= DOCUMENT EXTRACT =
BEGIN

FORMER Justice Secretary Kenny MacAskill, who freed the Lockerbie bomber, has lifted the lid on what was one of the most controversial decisions taken by the SNP Government during the party’s nine years in power.

MacAskill has admitted that his decision in August 2009 to release Abdelbasset Ali Mohmed al-Megrahi on compassionate grounds was partly motivated by fears of violent reprisals against Scottish civilians if the man convicted of the bombings had died from cancer in a prison in Scotland.

In his book The Lockerbie Bombing: The Search for Justice, MacAskill says he believes that Megrahi’s protestations of innocence were “fanciful”, but writes that the former Libyan intelligence officer was “a cog in a very much larger wheel, acting under orders from those far more senior than him”.

He states that the then Libyan leader Colonel Muammar Gaddafi was involved in the signing-off the terror attack that saw a Pan-AM airline blow-up over Lockerbie in 1988, killing all 259 people on board and 11 on the ground.

“The suggestions of conspiracies by others or unknown are fanciful. The protestations of innocence by Megrahi are equally so, though his role was a very limited one.”

MacAskill decision to release Megrahi saw the Scottish Government face condemnation both at home and abroad, with US president Barack Obama saying that the decision was “a mistake” and some US victims’ families criticising the decision to let a convicted mass murder walk free.

However, MacAskill insisted he would “live with the consequences” when announcing that he was sending Megrahi home to die after the bomber had earlier dropped a legal appeal against his conviction in 2001, when he was sentenced to life.

MacAskill reveals that other ministers in the government refused to travel with him amid fears about threats to his life.

The book, which is published on 26 May, includes passages in which MacAskill tells how he and his team received death threats, following the decision to free Megrahi, who died from cancer in 2012.

A member of staff also received threats of rape and acid baths, Mac- Askill says as he writes about the fallout of the release that saw the Scottish Parliament recalled early for an urgent debate during the summer recess of 2009.

END

(Records from a dataset)

BEGIN

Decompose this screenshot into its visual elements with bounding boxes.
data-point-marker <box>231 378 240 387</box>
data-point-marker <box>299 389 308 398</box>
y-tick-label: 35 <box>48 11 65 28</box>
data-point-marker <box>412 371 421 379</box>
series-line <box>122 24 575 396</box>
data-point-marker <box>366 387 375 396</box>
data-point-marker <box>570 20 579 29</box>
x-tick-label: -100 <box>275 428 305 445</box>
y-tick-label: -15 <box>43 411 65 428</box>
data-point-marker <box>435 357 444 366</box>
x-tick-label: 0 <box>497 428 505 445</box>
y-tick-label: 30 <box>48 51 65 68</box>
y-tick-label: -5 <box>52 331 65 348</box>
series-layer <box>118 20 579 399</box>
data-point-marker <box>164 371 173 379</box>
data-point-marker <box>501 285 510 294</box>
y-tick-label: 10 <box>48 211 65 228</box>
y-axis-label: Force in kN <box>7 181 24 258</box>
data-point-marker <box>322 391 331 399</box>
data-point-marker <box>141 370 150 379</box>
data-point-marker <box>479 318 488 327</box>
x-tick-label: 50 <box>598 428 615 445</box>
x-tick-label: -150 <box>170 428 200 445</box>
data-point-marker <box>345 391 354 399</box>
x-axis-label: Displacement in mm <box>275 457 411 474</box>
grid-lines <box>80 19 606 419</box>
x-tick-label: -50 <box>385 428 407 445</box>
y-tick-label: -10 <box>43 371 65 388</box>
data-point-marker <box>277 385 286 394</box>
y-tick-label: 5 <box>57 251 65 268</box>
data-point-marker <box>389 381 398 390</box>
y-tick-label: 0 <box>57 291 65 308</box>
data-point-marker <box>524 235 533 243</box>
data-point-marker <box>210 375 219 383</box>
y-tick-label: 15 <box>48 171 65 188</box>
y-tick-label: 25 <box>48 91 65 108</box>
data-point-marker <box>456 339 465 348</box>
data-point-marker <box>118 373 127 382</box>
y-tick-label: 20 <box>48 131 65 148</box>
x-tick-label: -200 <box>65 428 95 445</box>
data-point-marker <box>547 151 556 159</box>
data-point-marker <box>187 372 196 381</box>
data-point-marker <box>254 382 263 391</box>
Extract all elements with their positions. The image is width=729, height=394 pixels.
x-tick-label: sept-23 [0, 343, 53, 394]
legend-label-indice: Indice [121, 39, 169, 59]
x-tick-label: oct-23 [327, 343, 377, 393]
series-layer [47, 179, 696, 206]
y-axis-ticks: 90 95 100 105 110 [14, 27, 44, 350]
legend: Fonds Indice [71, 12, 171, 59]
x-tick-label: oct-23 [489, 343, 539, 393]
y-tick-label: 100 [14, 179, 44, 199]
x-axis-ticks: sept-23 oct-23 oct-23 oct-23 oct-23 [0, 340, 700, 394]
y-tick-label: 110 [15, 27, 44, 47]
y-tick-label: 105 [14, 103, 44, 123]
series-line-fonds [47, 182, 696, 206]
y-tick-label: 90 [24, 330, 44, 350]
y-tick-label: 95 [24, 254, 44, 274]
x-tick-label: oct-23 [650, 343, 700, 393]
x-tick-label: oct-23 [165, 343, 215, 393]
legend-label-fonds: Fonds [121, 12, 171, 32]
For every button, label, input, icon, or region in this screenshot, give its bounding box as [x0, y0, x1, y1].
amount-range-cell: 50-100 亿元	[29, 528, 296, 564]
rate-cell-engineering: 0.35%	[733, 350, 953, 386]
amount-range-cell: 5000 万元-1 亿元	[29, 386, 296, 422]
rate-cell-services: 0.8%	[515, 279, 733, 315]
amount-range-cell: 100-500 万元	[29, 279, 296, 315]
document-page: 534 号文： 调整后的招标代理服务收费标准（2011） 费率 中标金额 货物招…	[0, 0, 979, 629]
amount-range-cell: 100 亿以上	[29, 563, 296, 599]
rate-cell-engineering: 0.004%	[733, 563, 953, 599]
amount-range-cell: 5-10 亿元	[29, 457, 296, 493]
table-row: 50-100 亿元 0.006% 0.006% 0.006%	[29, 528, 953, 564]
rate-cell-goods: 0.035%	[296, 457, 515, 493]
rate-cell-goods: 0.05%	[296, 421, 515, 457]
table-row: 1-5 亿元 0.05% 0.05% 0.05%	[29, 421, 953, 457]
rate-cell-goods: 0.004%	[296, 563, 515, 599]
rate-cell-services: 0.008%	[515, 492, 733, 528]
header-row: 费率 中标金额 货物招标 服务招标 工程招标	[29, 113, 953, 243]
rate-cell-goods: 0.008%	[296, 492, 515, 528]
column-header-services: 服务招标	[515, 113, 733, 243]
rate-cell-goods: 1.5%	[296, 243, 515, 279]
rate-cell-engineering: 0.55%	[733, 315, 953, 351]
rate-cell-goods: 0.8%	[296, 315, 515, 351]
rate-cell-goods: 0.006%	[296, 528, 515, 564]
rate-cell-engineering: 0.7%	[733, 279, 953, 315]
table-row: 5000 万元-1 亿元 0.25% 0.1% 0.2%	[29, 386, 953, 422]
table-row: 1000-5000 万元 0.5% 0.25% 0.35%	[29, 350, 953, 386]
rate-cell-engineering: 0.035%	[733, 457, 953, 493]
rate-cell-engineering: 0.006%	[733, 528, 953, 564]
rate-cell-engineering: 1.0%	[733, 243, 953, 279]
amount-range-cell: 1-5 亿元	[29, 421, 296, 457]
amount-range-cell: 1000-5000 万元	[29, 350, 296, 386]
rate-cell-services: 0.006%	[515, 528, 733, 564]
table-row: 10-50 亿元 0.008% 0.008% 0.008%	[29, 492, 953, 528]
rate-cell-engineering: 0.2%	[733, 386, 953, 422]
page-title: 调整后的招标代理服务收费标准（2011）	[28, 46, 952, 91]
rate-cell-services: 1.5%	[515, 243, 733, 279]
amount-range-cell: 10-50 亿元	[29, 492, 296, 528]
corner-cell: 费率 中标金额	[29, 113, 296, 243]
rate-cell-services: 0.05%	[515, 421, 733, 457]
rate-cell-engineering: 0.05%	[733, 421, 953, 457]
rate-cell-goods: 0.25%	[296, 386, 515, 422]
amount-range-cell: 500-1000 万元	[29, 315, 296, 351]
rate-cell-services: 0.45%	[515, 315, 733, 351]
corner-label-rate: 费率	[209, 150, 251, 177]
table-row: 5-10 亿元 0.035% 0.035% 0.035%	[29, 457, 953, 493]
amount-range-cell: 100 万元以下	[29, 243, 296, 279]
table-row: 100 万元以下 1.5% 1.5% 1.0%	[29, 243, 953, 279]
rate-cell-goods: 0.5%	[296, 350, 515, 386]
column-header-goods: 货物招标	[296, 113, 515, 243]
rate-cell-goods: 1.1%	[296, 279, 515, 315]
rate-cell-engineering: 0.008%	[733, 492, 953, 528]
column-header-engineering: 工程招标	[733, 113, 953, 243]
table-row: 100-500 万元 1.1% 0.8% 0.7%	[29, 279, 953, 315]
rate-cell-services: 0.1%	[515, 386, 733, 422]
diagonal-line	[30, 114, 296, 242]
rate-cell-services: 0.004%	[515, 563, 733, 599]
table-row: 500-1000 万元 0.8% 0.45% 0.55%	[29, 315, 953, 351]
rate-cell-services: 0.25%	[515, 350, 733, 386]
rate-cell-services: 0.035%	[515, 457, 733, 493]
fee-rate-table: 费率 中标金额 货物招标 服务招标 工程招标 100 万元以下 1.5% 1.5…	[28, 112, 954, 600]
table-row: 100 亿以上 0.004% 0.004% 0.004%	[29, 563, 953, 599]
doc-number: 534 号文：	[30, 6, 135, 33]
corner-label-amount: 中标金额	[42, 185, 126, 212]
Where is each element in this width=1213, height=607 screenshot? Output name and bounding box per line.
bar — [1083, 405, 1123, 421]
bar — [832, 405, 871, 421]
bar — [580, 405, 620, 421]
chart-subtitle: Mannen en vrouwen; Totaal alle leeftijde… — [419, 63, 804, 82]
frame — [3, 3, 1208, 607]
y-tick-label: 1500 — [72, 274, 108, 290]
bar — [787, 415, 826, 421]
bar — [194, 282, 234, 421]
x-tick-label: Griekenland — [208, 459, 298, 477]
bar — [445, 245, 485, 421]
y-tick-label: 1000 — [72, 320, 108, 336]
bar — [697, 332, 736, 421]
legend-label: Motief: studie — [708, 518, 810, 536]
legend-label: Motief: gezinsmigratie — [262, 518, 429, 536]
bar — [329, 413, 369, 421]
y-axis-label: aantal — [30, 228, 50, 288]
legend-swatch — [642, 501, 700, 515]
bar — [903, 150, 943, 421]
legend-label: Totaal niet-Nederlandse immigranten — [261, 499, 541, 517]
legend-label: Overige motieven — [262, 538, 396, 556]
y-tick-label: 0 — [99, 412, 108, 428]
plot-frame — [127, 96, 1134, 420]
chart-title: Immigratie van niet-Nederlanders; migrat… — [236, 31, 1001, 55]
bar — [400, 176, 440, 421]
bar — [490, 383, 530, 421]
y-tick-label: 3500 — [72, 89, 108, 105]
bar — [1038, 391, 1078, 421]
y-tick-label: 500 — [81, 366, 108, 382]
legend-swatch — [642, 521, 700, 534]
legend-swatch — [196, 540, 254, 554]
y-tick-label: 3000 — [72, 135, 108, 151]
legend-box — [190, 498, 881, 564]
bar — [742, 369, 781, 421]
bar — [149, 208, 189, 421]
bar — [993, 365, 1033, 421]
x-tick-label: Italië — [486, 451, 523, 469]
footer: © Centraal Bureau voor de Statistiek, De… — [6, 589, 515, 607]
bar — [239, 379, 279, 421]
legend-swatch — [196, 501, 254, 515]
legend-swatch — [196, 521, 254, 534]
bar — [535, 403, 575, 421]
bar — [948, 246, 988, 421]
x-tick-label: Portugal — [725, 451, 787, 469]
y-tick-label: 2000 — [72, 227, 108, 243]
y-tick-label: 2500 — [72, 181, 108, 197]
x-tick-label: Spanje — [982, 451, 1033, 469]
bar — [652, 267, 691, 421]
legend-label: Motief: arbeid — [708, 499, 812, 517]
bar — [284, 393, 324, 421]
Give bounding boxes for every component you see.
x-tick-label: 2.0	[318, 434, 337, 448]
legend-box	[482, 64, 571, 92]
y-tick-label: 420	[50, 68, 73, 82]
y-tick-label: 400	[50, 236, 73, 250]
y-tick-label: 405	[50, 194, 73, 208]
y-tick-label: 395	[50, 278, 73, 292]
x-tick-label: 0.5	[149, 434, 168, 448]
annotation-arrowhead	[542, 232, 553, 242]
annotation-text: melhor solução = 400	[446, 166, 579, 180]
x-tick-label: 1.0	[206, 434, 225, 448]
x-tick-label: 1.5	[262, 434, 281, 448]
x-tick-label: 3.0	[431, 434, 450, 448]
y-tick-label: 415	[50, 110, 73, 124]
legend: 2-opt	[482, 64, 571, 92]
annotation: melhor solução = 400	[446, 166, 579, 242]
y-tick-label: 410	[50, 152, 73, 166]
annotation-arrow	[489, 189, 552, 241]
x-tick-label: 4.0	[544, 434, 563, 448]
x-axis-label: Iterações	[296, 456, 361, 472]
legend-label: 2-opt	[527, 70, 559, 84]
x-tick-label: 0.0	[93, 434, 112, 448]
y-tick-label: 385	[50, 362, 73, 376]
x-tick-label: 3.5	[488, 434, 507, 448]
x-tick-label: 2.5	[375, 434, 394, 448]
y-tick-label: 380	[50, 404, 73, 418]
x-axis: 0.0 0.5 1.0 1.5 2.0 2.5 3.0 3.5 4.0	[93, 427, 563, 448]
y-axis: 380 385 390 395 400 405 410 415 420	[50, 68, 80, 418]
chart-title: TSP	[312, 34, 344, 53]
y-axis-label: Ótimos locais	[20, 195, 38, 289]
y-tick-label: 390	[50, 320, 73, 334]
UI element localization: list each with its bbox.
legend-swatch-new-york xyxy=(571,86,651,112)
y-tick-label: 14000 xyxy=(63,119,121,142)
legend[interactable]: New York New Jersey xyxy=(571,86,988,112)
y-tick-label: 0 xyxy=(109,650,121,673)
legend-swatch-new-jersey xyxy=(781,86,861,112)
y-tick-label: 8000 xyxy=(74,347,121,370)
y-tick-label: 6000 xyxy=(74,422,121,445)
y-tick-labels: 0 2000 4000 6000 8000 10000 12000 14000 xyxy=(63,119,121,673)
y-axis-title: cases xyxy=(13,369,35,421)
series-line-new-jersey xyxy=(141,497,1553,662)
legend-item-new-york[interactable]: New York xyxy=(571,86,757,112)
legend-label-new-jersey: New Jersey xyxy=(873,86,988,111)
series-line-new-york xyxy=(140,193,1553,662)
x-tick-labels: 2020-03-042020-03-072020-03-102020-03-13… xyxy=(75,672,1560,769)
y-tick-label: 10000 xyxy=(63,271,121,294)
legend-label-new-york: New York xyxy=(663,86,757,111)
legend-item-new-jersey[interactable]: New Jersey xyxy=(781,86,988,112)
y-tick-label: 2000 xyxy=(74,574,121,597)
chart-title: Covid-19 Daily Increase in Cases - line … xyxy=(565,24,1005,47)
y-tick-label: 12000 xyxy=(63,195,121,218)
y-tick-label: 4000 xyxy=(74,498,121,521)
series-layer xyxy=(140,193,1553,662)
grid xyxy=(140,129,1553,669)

END

= WHAT TO WORK ON =
**1)** In the Lockerbie article, restate the paragraph beginning "MacAskill has admitted that his decision" in a single shorter sentence that keeps its main facts.
**2)** Decide whether each statement agrees with the Lockerbie article. Answer yes or no and quote the words of the article that settle it.
(a) Megrahi died from cancer in 2012.
(b) MacAskill regards Megrahi's claims of innocence as believable.
(c) The Scottish Parliament was recalled early during the summer recess of 2010.
**3)** Set down the part of the Lockerbie article that opens with the words containing "The book, which" and closes with "recess of 2009.", copying it word for word.

= ANSWERS =
**1)** MacAskill admits that his August 2009 release of Megrahi on compassionate grounds was partly driven by fear of violent reprisals against Scottish civilians if the convicted bomber had died of cancer in a Scottish prison.

**2)**
(a) Yes: "who died from cancer in 2012."
(b) No: "MacAskill says he believes that Megrahi’s protestations of innocence were “fanciful”"
(c) No: "during the summer recess of 2009."

**3)**
The book, which is published on 26 May, includes passages in which MacAskill tells how he and his team received death threats, following the decision to free Megrahi, who died from cancer in 2012.

A member of staff also received threats of rape and acid baths, Mac- Askill says as he writes about the fallout of the release that saw the Scottish Parliament recalled early for an urgent debate during the summer recess of 2009.